_WHAT IS BEING ASKED_
In the entries below, count every line containing "History". Return the number and nothing else.

_EXTRACTED MATERIAL_
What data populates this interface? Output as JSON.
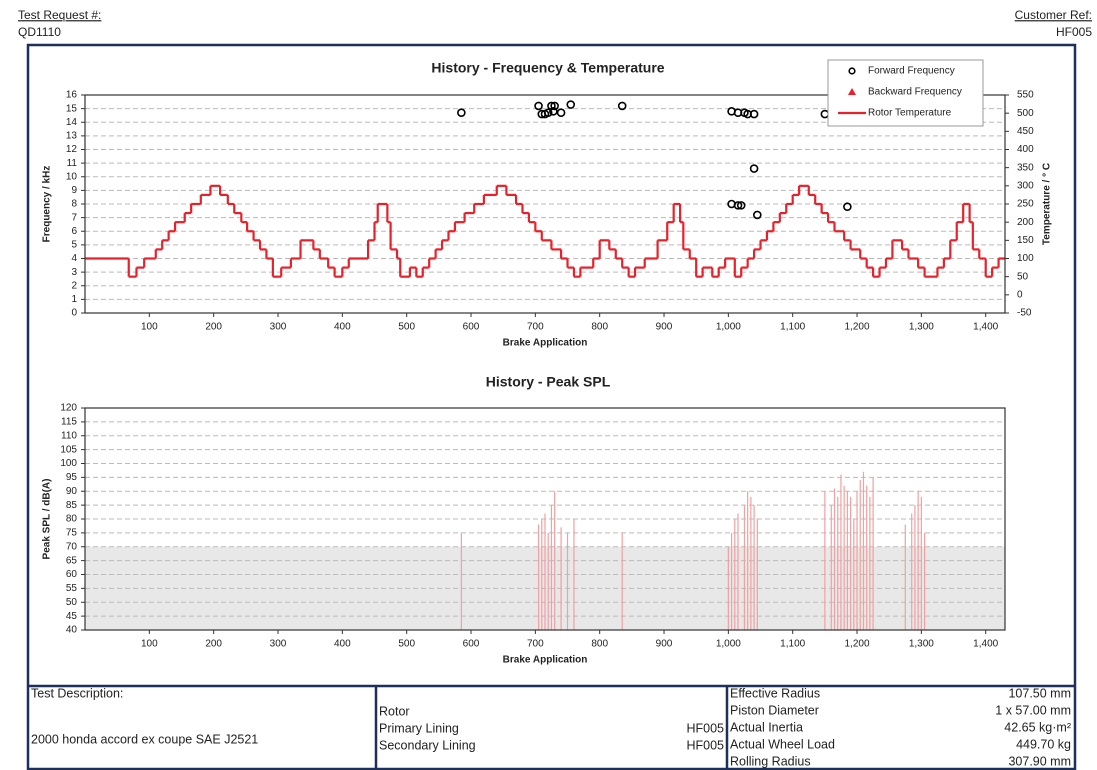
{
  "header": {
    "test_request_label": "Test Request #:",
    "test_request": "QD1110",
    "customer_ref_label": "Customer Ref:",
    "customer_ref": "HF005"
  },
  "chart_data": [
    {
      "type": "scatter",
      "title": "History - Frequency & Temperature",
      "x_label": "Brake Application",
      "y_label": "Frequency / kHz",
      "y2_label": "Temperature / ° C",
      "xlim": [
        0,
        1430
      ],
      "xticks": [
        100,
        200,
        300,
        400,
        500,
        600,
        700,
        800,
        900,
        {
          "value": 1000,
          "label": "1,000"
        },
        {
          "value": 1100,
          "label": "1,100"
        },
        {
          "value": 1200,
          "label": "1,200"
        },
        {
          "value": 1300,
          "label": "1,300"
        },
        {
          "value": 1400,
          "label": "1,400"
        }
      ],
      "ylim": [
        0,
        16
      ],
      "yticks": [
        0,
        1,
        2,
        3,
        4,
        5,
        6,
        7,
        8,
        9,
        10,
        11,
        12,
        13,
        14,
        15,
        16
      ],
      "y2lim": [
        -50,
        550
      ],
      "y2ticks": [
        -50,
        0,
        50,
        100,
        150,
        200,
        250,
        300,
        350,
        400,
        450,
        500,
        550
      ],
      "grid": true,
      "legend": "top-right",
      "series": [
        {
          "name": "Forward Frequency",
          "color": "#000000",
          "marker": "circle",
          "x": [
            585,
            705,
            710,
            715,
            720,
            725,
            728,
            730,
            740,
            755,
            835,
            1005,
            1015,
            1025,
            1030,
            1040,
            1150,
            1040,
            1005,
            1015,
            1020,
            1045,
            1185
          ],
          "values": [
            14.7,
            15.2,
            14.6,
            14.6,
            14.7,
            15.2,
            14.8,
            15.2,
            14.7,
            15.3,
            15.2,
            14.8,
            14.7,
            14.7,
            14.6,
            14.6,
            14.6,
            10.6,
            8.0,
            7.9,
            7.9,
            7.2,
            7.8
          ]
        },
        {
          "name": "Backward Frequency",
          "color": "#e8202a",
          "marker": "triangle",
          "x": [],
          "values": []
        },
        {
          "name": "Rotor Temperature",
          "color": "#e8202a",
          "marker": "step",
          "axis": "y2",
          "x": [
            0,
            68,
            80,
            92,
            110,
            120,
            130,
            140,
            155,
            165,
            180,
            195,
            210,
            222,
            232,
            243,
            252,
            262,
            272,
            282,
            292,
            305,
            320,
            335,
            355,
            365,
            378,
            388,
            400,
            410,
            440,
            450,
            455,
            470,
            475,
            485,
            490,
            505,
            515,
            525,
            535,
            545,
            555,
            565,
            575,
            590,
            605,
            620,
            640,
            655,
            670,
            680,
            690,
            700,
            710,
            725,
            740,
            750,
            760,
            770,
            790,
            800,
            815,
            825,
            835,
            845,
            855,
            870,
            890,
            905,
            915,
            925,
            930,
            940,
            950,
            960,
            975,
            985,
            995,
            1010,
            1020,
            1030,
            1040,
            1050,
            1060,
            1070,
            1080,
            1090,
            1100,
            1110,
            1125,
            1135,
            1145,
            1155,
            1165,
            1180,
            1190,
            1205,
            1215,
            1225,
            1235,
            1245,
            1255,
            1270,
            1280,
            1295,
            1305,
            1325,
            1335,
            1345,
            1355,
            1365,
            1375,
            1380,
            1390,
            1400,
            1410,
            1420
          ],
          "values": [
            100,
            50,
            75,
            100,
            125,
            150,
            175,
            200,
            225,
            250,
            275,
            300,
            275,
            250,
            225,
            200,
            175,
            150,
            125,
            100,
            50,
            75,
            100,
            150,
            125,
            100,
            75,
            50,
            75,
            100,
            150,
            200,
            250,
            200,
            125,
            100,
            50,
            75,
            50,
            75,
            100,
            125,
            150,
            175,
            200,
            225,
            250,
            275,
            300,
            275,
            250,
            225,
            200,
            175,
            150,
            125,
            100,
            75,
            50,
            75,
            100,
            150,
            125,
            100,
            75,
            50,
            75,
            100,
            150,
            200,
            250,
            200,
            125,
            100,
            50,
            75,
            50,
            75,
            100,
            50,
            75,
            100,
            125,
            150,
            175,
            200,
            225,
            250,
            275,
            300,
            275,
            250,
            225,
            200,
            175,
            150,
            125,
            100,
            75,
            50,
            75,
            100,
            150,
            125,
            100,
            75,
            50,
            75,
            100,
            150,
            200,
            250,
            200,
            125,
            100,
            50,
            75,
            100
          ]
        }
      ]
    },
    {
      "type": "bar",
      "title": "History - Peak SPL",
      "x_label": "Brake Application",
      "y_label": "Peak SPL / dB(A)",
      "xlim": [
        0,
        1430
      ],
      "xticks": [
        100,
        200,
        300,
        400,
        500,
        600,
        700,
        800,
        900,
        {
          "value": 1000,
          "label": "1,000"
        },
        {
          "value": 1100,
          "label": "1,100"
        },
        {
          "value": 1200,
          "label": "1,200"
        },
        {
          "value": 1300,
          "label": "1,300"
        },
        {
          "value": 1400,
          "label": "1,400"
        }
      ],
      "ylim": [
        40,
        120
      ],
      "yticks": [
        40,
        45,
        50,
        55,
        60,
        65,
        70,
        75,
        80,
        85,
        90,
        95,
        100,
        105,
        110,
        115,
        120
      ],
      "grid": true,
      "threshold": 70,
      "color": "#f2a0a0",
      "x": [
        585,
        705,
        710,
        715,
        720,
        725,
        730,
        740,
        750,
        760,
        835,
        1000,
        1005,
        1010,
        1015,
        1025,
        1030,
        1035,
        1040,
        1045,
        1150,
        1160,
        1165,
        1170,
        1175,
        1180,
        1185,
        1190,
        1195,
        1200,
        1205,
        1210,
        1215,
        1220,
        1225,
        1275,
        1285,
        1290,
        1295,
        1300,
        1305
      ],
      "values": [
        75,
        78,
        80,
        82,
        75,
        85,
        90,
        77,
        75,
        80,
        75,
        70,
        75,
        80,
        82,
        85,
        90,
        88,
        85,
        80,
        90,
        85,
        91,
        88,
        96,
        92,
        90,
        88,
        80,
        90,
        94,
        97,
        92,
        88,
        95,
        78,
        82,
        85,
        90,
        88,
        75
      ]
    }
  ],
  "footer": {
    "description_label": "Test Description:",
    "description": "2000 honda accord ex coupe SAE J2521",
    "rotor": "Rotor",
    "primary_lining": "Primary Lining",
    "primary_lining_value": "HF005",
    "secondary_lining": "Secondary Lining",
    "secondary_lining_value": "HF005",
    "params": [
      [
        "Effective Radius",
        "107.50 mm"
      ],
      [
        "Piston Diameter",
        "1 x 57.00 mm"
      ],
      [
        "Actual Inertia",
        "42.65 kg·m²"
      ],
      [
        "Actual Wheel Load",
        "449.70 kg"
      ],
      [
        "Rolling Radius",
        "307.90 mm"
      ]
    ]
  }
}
* * *
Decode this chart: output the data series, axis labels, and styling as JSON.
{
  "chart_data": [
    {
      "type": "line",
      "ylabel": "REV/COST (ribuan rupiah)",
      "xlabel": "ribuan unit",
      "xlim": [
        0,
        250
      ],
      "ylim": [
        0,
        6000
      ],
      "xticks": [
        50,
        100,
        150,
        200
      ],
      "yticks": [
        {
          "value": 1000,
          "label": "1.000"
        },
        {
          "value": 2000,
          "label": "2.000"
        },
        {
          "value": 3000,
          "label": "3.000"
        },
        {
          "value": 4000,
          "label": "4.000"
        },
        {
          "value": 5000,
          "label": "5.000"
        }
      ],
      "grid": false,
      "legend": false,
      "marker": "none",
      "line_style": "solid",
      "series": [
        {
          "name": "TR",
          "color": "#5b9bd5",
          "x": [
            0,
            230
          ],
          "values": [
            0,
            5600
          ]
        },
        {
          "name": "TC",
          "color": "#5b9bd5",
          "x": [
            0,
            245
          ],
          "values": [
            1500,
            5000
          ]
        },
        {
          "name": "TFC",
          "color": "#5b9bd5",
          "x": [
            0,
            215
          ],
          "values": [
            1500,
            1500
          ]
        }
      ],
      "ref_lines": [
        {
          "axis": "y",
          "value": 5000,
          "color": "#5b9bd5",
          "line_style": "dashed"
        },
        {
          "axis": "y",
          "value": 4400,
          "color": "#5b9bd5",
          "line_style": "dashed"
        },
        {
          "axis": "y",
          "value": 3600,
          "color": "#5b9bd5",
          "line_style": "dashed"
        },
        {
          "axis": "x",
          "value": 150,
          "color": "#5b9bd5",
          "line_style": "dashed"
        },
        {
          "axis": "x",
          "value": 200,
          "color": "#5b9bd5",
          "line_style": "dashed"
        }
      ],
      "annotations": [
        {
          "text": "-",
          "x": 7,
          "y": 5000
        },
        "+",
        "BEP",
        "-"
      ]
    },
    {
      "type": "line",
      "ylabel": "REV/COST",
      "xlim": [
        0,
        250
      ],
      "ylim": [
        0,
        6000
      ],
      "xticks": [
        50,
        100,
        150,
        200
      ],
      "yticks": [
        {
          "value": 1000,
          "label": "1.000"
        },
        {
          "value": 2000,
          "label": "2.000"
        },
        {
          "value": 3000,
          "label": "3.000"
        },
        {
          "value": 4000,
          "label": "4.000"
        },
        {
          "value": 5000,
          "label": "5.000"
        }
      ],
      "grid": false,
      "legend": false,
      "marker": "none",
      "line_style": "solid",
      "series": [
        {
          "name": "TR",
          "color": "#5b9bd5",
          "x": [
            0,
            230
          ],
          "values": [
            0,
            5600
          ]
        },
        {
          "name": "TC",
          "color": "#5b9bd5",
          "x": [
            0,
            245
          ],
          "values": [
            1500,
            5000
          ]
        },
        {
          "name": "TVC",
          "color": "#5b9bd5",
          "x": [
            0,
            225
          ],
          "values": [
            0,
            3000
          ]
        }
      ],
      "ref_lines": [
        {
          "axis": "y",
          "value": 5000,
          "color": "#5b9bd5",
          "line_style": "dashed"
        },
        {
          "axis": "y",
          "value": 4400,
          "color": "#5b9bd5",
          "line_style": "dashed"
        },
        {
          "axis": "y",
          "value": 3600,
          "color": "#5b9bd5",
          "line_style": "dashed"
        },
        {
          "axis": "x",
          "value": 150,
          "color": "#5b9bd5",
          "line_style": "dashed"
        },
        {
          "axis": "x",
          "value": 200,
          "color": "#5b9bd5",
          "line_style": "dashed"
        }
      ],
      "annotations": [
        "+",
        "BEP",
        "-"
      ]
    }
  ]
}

_WRITTEN REPLY_
2